Extracted information:
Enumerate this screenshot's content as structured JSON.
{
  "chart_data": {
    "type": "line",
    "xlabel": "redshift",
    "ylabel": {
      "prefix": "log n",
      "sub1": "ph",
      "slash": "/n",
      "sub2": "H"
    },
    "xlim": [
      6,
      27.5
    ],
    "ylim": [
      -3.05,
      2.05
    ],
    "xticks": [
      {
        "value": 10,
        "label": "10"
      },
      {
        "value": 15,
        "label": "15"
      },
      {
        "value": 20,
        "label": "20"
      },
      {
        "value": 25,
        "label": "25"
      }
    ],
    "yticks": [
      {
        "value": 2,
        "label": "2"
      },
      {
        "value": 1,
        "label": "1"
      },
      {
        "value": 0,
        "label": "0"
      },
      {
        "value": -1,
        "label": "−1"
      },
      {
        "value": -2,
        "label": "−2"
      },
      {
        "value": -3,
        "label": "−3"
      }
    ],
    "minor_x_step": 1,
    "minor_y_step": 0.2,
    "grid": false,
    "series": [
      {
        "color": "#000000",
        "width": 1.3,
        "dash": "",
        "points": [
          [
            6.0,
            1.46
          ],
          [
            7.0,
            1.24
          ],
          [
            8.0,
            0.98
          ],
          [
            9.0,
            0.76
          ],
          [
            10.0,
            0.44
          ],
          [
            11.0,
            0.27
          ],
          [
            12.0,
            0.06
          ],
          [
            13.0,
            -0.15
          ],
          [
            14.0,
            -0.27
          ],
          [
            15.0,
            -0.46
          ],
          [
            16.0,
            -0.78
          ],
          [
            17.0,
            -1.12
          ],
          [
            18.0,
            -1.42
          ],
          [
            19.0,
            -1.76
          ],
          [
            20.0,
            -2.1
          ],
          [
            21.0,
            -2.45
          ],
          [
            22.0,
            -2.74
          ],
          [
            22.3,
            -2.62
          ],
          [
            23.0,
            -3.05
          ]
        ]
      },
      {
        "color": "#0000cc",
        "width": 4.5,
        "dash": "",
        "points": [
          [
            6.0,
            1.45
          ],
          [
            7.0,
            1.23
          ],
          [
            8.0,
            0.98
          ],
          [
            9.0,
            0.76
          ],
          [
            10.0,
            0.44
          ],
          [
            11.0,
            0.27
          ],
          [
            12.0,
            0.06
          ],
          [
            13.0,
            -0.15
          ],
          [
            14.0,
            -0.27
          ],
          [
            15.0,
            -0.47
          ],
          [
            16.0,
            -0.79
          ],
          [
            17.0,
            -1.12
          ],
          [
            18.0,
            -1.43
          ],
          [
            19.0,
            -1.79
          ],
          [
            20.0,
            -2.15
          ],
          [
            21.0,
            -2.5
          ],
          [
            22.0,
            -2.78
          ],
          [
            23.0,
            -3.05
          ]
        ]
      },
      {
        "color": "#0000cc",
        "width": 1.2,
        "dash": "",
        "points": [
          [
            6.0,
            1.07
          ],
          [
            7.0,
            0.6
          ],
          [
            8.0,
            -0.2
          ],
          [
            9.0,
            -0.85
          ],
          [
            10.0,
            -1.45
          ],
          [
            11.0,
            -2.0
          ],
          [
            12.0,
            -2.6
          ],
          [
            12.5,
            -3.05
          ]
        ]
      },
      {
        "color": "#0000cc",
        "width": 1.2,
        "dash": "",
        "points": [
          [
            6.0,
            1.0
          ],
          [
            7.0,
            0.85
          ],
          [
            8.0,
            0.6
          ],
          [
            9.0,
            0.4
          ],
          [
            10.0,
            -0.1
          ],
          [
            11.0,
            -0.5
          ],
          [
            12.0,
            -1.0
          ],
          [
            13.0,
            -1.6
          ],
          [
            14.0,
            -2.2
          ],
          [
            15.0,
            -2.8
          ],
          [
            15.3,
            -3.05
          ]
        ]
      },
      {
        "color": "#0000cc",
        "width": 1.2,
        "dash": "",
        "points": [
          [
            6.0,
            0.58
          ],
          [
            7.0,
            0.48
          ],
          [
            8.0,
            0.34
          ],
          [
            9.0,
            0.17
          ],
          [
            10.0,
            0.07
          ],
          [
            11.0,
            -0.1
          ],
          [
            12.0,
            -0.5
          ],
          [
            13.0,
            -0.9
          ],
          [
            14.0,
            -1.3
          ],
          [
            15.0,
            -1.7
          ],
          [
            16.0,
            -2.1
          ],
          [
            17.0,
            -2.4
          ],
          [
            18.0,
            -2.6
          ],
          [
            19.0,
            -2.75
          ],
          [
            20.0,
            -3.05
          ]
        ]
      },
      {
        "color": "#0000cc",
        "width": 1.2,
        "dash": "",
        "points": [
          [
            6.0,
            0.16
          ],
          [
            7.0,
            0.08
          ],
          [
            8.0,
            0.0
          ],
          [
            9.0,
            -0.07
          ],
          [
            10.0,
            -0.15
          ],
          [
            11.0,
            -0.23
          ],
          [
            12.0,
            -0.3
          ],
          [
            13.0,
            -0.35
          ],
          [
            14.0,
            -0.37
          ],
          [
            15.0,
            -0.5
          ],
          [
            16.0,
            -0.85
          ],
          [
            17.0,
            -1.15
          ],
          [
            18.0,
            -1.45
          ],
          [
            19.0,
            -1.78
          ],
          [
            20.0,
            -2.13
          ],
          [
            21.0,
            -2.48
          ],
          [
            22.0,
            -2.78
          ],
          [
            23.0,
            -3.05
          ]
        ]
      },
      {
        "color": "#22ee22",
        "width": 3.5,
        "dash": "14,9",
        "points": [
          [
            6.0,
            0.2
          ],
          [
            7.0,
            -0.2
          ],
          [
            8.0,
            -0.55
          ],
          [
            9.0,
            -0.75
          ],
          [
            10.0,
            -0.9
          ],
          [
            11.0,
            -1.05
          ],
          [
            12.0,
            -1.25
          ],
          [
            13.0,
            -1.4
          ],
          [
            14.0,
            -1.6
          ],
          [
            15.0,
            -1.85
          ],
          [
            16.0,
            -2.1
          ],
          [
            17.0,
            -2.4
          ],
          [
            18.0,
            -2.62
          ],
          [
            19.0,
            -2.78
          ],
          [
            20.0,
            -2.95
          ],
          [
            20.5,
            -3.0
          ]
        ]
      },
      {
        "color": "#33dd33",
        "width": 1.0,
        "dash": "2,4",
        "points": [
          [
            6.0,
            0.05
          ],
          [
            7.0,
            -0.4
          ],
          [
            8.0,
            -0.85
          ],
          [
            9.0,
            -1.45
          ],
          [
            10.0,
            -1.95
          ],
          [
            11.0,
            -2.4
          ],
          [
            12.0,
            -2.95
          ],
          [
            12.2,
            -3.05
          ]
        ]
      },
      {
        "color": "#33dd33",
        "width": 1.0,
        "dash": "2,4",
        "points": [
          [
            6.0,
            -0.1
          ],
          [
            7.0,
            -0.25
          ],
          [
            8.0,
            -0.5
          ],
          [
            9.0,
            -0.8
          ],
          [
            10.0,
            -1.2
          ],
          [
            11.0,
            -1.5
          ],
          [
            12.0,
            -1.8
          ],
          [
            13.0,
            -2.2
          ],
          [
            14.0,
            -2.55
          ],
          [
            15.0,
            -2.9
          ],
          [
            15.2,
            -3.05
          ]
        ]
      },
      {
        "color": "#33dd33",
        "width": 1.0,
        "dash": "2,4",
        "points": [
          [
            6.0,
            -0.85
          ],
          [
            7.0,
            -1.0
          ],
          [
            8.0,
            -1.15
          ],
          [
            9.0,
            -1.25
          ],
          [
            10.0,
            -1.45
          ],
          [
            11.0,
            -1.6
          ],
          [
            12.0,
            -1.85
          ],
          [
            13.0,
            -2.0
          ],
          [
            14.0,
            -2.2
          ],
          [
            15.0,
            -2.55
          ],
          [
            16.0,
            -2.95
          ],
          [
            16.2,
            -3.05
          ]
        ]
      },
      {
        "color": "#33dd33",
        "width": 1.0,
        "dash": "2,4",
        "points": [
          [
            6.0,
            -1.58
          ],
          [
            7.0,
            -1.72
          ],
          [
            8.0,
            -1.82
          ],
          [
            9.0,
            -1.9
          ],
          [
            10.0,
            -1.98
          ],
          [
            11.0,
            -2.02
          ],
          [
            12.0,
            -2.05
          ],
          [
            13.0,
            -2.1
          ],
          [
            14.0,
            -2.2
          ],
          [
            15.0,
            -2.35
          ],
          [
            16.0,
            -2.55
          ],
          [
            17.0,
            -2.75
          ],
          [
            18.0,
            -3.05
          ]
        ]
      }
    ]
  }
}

Problem statement: Extract each line from the listing that holds the word "value".

Correct response:
        "value": 10,
        "value": 15,
        "value": 20,
        "value": 25,
        "value": 2,
        "value": 1,
        "value": 0,
        "value": -1,
        "value": -2,
        "value": -3,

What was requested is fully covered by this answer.